[Figure content listings]
···
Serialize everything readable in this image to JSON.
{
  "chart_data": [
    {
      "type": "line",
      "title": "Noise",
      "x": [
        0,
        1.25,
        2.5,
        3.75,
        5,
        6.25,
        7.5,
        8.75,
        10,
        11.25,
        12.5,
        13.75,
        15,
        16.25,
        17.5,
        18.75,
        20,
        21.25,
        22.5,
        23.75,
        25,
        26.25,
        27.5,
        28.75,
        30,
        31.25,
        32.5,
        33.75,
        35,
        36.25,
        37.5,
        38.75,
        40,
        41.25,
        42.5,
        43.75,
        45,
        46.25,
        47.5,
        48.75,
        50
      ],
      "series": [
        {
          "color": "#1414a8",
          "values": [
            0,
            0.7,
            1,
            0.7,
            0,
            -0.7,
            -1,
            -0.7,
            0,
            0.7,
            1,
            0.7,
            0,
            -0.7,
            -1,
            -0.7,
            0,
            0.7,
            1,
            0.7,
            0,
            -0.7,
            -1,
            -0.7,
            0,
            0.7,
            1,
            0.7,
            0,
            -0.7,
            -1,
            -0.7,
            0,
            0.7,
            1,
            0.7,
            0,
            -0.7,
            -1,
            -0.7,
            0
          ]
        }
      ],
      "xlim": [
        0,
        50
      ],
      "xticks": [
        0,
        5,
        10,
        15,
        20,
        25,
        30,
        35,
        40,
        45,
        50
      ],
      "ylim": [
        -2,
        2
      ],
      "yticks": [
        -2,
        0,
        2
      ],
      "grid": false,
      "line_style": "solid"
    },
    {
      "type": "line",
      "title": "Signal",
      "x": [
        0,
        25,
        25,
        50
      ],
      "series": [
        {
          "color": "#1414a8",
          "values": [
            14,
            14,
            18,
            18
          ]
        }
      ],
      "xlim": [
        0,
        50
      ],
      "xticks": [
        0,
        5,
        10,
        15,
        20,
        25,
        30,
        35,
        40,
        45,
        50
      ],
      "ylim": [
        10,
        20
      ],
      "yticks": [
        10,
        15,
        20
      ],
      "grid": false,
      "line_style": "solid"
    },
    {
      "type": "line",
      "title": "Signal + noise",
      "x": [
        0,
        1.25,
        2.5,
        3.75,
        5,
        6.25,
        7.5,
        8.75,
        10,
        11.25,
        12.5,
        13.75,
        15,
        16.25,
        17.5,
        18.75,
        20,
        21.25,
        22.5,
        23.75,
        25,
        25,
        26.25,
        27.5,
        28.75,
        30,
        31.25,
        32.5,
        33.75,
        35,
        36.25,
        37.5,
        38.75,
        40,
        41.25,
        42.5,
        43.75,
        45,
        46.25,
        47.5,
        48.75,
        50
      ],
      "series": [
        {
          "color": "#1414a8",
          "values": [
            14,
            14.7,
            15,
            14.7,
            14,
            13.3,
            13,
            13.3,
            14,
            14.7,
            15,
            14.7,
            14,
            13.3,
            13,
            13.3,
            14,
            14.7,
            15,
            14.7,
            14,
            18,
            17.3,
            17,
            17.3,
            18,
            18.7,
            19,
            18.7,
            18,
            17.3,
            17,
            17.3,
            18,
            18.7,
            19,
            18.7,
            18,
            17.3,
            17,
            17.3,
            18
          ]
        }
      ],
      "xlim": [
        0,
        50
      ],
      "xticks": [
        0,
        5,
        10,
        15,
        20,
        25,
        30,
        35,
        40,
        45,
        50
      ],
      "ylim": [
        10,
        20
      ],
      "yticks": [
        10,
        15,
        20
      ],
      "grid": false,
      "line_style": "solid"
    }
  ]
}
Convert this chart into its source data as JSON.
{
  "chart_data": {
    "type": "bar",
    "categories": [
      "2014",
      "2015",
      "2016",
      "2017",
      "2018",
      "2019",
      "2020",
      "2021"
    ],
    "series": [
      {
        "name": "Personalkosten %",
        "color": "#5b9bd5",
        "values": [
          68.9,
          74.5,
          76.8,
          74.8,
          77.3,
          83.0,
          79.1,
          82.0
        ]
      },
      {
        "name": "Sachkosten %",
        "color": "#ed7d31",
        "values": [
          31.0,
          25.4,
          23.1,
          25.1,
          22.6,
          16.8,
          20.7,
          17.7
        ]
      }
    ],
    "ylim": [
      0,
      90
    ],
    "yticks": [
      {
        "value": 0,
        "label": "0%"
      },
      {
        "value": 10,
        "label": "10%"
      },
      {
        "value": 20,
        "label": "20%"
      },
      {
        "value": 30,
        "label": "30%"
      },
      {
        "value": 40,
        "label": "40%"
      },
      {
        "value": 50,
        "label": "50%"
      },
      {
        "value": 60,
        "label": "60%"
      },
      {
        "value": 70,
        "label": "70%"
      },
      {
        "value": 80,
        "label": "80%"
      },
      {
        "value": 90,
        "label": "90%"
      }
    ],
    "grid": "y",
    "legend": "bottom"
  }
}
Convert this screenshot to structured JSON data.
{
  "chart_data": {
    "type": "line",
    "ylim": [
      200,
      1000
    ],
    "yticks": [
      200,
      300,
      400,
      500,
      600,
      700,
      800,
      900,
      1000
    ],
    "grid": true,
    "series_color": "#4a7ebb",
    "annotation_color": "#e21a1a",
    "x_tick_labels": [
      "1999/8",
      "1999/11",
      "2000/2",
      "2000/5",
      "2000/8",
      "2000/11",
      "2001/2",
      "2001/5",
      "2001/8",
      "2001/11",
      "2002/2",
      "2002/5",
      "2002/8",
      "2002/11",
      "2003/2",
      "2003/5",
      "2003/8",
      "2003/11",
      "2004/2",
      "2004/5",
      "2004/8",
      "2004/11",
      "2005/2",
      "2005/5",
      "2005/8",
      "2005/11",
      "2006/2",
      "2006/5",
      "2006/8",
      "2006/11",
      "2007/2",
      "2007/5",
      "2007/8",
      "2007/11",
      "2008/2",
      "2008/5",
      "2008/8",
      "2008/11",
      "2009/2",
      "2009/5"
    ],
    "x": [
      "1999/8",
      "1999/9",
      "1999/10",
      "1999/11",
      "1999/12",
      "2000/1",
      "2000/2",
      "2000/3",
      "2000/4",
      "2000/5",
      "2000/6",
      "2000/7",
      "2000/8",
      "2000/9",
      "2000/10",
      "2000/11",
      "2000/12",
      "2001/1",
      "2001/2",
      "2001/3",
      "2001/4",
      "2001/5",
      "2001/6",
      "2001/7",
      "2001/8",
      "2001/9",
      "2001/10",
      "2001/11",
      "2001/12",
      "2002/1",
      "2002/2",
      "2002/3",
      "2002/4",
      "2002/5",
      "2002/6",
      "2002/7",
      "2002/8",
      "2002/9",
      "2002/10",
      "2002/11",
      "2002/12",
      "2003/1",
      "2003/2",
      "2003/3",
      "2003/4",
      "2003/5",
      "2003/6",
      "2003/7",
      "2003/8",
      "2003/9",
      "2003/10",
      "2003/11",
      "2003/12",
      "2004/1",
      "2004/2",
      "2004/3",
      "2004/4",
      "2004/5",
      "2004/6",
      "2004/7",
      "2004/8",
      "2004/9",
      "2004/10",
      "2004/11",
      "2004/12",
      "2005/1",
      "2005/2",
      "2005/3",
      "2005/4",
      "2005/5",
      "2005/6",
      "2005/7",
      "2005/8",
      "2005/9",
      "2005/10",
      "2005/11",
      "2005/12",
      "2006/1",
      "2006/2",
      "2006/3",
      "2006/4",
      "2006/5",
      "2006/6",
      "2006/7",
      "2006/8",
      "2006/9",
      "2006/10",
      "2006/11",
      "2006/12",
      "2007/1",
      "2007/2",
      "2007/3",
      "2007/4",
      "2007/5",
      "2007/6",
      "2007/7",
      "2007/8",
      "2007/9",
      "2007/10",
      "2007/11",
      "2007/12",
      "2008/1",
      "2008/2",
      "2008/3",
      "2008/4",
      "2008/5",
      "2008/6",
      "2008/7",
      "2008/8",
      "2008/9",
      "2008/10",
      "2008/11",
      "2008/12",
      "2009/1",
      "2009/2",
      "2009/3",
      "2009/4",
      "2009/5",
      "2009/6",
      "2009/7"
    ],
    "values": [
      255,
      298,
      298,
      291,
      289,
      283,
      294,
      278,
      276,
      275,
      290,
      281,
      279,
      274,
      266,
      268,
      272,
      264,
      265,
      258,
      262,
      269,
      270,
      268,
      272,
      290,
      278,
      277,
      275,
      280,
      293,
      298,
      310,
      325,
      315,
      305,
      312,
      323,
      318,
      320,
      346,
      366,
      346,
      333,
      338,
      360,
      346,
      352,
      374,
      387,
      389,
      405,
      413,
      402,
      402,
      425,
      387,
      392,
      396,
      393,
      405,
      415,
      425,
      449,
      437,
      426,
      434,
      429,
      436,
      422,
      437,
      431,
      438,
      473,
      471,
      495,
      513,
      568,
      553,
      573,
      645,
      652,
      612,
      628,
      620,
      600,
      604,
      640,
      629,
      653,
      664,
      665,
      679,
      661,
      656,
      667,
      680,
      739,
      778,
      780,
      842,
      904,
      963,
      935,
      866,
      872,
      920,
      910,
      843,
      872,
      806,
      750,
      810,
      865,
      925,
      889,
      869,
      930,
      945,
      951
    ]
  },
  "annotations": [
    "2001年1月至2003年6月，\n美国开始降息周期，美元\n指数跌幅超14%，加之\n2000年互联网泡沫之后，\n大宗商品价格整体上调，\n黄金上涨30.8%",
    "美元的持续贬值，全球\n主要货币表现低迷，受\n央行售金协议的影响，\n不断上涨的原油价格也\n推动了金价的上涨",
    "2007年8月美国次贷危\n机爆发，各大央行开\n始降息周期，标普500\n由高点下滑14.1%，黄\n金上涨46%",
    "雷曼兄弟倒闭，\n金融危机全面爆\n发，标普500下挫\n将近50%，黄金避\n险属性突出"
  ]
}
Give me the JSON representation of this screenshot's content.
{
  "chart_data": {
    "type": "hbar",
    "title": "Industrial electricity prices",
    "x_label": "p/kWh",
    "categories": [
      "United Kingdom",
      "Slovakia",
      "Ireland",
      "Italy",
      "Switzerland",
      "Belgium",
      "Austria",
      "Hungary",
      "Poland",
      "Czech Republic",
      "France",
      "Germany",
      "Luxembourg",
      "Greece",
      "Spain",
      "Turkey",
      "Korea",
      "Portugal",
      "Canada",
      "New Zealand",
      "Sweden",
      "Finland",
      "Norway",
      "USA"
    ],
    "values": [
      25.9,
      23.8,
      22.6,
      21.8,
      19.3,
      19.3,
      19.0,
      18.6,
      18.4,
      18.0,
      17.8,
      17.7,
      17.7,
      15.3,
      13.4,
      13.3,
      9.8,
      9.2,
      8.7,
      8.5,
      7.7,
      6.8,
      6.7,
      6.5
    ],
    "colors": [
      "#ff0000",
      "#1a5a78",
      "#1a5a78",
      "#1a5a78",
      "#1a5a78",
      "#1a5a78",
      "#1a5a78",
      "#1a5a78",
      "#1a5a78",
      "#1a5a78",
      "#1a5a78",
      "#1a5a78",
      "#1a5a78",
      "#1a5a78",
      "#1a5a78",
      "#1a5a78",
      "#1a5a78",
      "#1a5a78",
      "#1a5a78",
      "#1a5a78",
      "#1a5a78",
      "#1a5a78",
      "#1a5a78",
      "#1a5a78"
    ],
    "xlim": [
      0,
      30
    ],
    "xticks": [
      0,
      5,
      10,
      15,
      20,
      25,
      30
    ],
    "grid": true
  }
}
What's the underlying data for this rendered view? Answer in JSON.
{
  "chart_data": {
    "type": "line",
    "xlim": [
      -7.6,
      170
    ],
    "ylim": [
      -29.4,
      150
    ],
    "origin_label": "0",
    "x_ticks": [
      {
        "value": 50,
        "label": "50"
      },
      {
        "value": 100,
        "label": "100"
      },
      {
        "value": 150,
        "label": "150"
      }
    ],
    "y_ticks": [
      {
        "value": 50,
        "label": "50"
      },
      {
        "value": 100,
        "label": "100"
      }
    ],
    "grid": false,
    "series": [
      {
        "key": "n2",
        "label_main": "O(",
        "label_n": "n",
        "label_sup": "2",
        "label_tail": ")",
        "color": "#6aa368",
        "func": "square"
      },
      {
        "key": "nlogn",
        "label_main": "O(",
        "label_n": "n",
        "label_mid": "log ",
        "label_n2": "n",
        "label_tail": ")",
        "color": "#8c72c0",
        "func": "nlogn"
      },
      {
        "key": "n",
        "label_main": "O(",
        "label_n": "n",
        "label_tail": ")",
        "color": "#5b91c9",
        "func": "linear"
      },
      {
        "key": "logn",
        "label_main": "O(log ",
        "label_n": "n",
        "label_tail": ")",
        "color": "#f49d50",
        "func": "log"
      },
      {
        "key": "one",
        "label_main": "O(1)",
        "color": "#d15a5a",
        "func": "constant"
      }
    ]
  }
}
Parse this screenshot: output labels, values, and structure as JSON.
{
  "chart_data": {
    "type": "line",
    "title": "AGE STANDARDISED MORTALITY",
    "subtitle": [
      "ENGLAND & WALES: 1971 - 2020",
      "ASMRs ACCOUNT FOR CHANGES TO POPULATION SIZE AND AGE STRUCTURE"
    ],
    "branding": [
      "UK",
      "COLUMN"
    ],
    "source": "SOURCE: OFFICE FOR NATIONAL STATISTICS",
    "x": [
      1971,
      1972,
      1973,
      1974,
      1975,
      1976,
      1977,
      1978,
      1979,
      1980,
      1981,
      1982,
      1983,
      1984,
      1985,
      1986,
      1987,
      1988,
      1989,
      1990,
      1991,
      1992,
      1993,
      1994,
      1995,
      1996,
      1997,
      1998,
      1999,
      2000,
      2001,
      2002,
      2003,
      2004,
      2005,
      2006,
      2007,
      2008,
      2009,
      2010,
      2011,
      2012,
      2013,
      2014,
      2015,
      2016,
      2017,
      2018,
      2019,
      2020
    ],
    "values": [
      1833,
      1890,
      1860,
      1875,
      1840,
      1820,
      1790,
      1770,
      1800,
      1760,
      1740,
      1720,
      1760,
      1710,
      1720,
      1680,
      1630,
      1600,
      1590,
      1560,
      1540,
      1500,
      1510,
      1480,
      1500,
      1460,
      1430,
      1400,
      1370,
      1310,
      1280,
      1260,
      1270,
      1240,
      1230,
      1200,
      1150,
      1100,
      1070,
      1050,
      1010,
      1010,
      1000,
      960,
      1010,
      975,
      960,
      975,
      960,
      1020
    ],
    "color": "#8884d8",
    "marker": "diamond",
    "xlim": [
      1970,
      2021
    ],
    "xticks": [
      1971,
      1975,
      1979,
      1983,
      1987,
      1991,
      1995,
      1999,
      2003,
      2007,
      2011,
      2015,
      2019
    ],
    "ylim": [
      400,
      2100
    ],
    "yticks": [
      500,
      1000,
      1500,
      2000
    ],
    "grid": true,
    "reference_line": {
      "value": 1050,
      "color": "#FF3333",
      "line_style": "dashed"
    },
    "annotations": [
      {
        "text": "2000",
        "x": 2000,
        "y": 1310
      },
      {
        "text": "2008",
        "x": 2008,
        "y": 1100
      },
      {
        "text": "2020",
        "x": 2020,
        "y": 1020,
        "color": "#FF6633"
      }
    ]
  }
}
···
● REQUIRED WORK
Copy out each line in the listing that has the word "func".

● TASK SOLUTION
        "func": "square"
        "func": "nlogn"
        "func": "linear"
        "func": "log"
        "func": "constant"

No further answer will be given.